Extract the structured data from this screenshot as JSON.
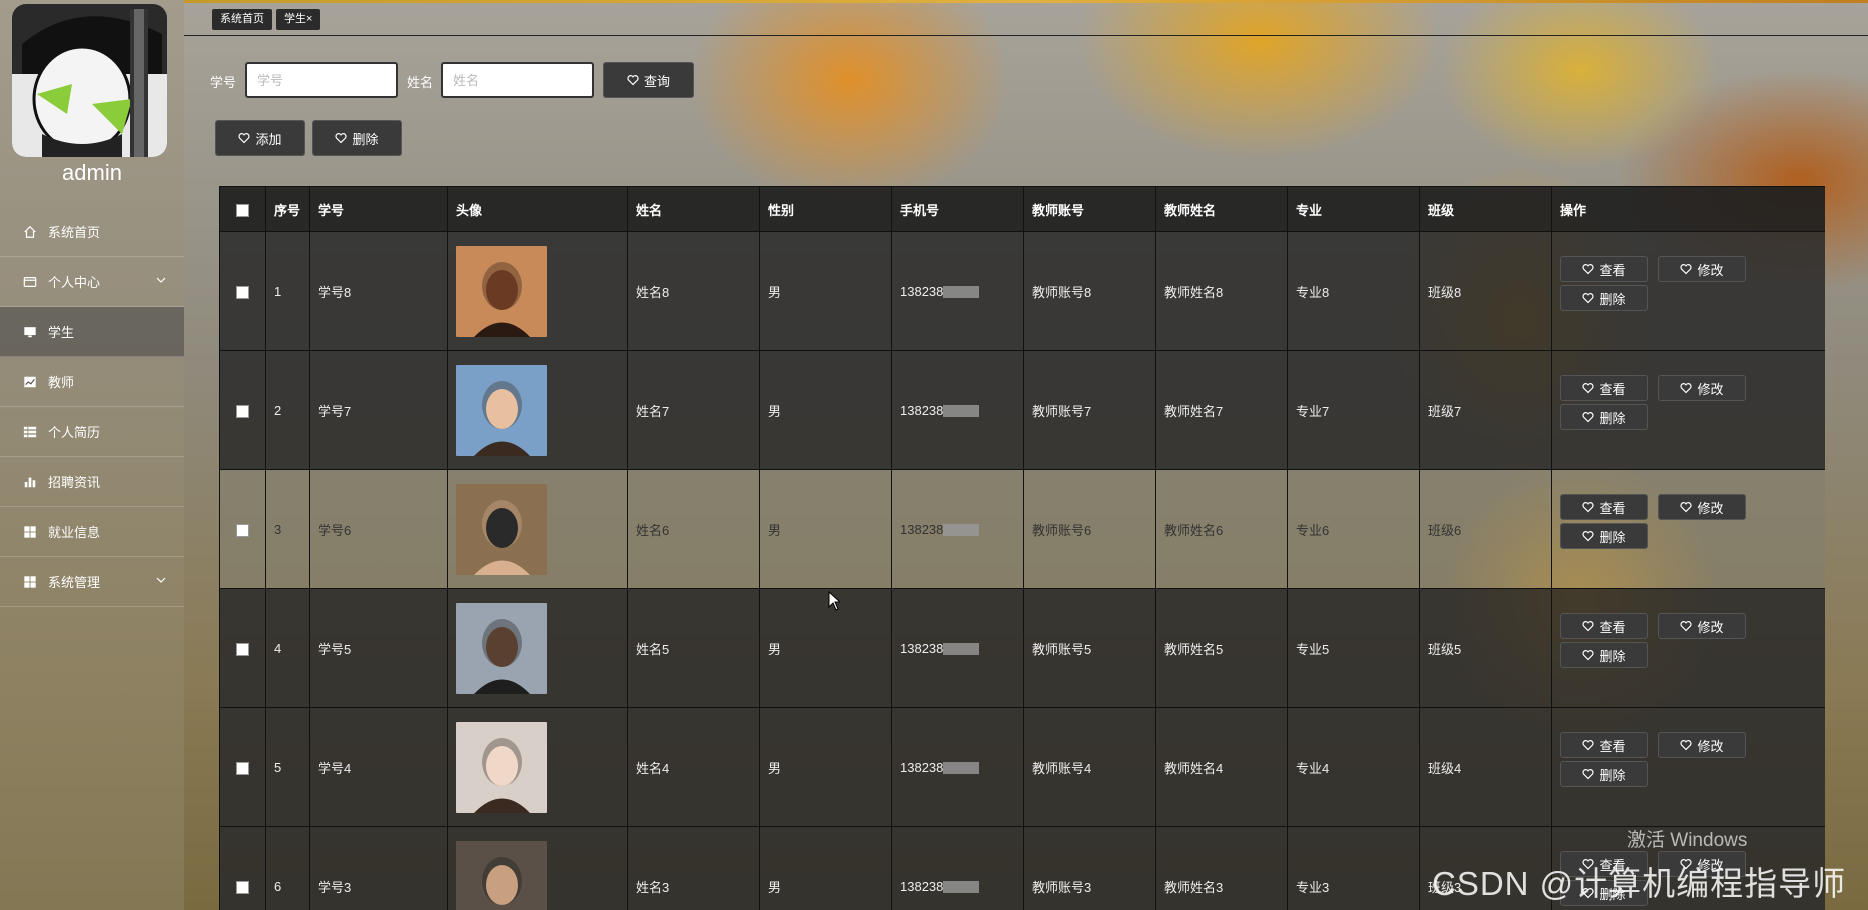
{
  "sidebar": {
    "username": "admin",
    "items": [
      {
        "label": "系统首页",
        "icon": "home-icon"
      },
      {
        "label": "个人中心",
        "icon": "id-card-icon",
        "expandable": true
      },
      {
        "label": "学生",
        "icon": "monitor-icon",
        "active": true
      },
      {
        "label": "教师",
        "icon": "chart-icon"
      },
      {
        "label": "个人简历",
        "icon": "grid-list-icon"
      },
      {
        "label": "招聘资讯",
        "icon": "bar-chart-icon"
      },
      {
        "label": "就业信息",
        "icon": "dashboard-icon"
      },
      {
        "label": "系统管理",
        "icon": "dashboard-icon",
        "expandable": true
      }
    ]
  },
  "tabs": {
    "home": "系统首页",
    "student": "学生"
  },
  "search": {
    "id_label": "学号",
    "id_placeholder": "学号",
    "name_label": "姓名",
    "name_placeholder": "姓名",
    "query_button": "查询"
  },
  "actions": {
    "add": "添加",
    "delete": "删除"
  },
  "table": {
    "headers": [
      "序号",
      "学号",
      "头像",
      "姓名",
      "性别",
      "手机号",
      "教师账号",
      "教师姓名",
      "专业",
      "班级",
      "操作"
    ],
    "ops": {
      "view": "查看",
      "edit": "修改",
      "delete": "删除"
    },
    "rows": [
      {
        "idx": "1",
        "sid": "学号8",
        "name": "姓名8",
        "gender": "男",
        "phone": "138238",
        "teacher_acct": "教师账号8",
        "teacher_name": "教师姓名8",
        "major": "专业8",
        "cls": "班级8"
      },
      {
        "idx": "2",
        "sid": "学号7",
        "name": "姓名7",
        "gender": "男",
        "phone": "138238",
        "teacher_acct": "教师账号7",
        "teacher_name": "教师姓名7",
        "major": "专业7",
        "cls": "班级7"
      },
      {
        "idx": "3",
        "sid": "学号6",
        "name": "姓名6",
        "gender": "男",
        "phone": "138238",
        "teacher_acct": "教师账号6",
        "teacher_name": "教师姓名6",
        "major": "专业6",
        "cls": "班级6"
      },
      {
        "idx": "4",
        "sid": "学号5",
        "name": "姓名5",
        "gender": "男",
        "phone": "138238",
        "teacher_acct": "教师账号5",
        "teacher_name": "教师姓名5",
        "major": "专业5",
        "cls": "班级5"
      },
      {
        "idx": "5",
        "sid": "学号4",
        "name": "姓名4",
        "gender": "男",
        "phone": "138238",
        "teacher_acct": "教师账号4",
        "teacher_name": "教师姓名4",
        "major": "专业4",
        "cls": "班级4"
      },
      {
        "idx": "6",
        "sid": "学号3",
        "name": "姓名3",
        "gender": "男",
        "phone": "138238",
        "teacher_acct": "教师账号3",
        "teacher_name": "教师姓名3",
        "major": "专业3",
        "cls": "班级3"
      }
    ]
  },
  "watermark": {
    "windows": "激活 Windows",
    "csdn": "CSDN @计算机编程指导师"
  }
}
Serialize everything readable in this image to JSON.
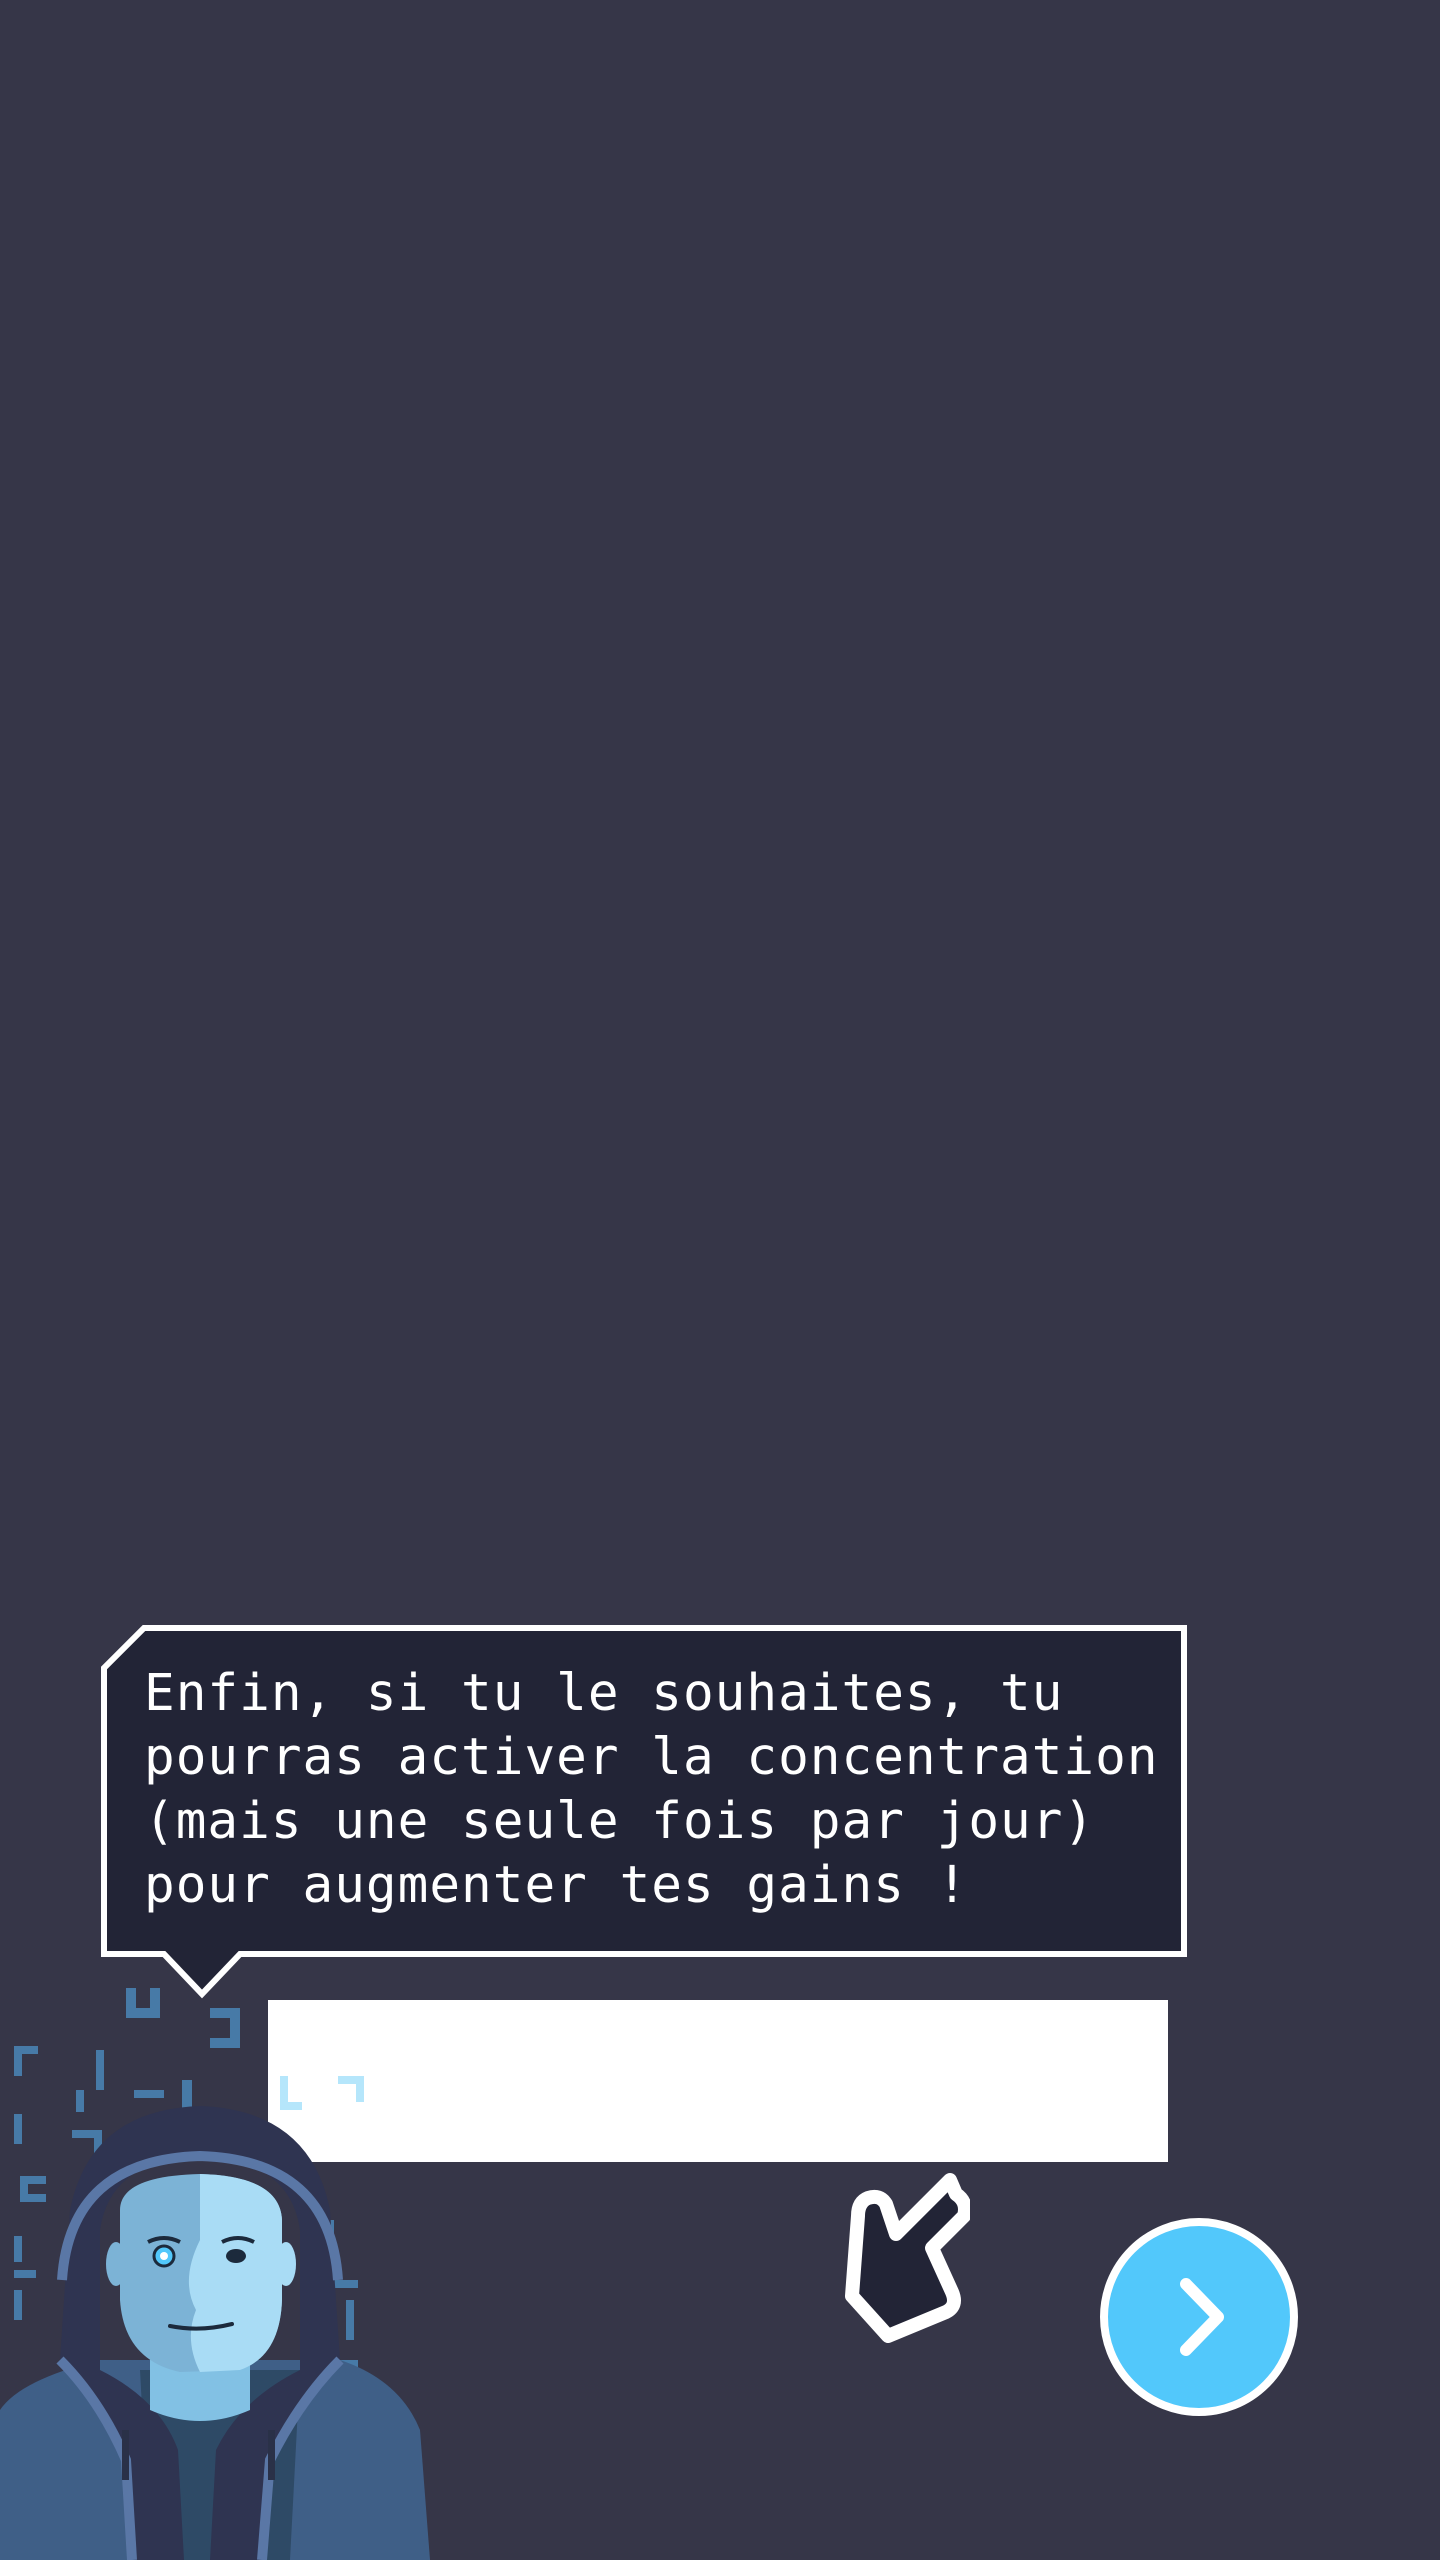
{
  "tutorial": {
    "message": "Enfin, si tu le souhaites, tu\npourras activer la concentration\n(mais une seule fois par jour)\npour augmenter tes gains !"
  },
  "next_button": {
    "icon": "chevron-right-icon"
  },
  "colors": {
    "background": "#363648",
    "bubble_fill": "#222436",
    "bubble_border": "#ffffff",
    "accent": "#52c8fb",
    "hand_fill": "#222436"
  }
}
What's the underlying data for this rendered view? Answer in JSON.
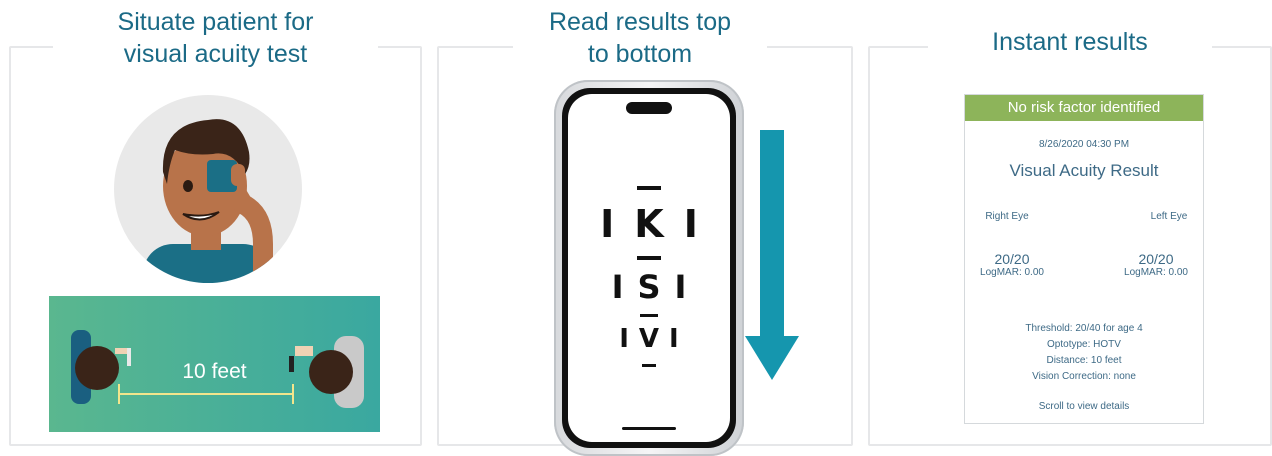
{
  "panels": {
    "setup": {
      "title_line1": "Situate patient for",
      "title_line2": "visual acuity test",
      "distance_label": "10 feet"
    },
    "read": {
      "title_line1": "Read results top",
      "title_line2": "to bottom",
      "chart_rows": [
        "IKI",
        "ISI",
        "IVI"
      ]
    },
    "results": {
      "title": "Instant results",
      "card": {
        "banner": "No risk factor identified",
        "timestamp": "8/26/2020 04:30 PM",
        "heading": "Visual Acuity Result",
        "right_eye_label": "Right Eye",
        "left_eye_label": "Left Eye",
        "right_value": "20/20",
        "right_logmar": "LogMAR: 0.00",
        "left_value": "20/20",
        "left_logmar": "LogMAR: 0.00",
        "threshold": "Threshold: 20/40 for age 4",
        "optotype": "Optotype: HOTV",
        "distance": "Distance: 10 feet",
        "correction": "Vision Correction: none",
        "scroll_link": "Scroll to view details"
      }
    }
  },
  "colors": {
    "title": "#1b6a86",
    "banner": "#8db45a",
    "arrow": "#1596ae",
    "skin": "#b8734a",
    "shirt": "#1b6f86",
    "hair": "#3a2418",
    "gradient_start": "#5ab78f",
    "gradient_end": "#3aa8a0",
    "measure_line": "#f2e58c"
  }
}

····················

THE PROBLEM:
Above are some records. Count the lines among them with the word "feet", and answer with the number only.

RESULT OF THE EXERCISE:
2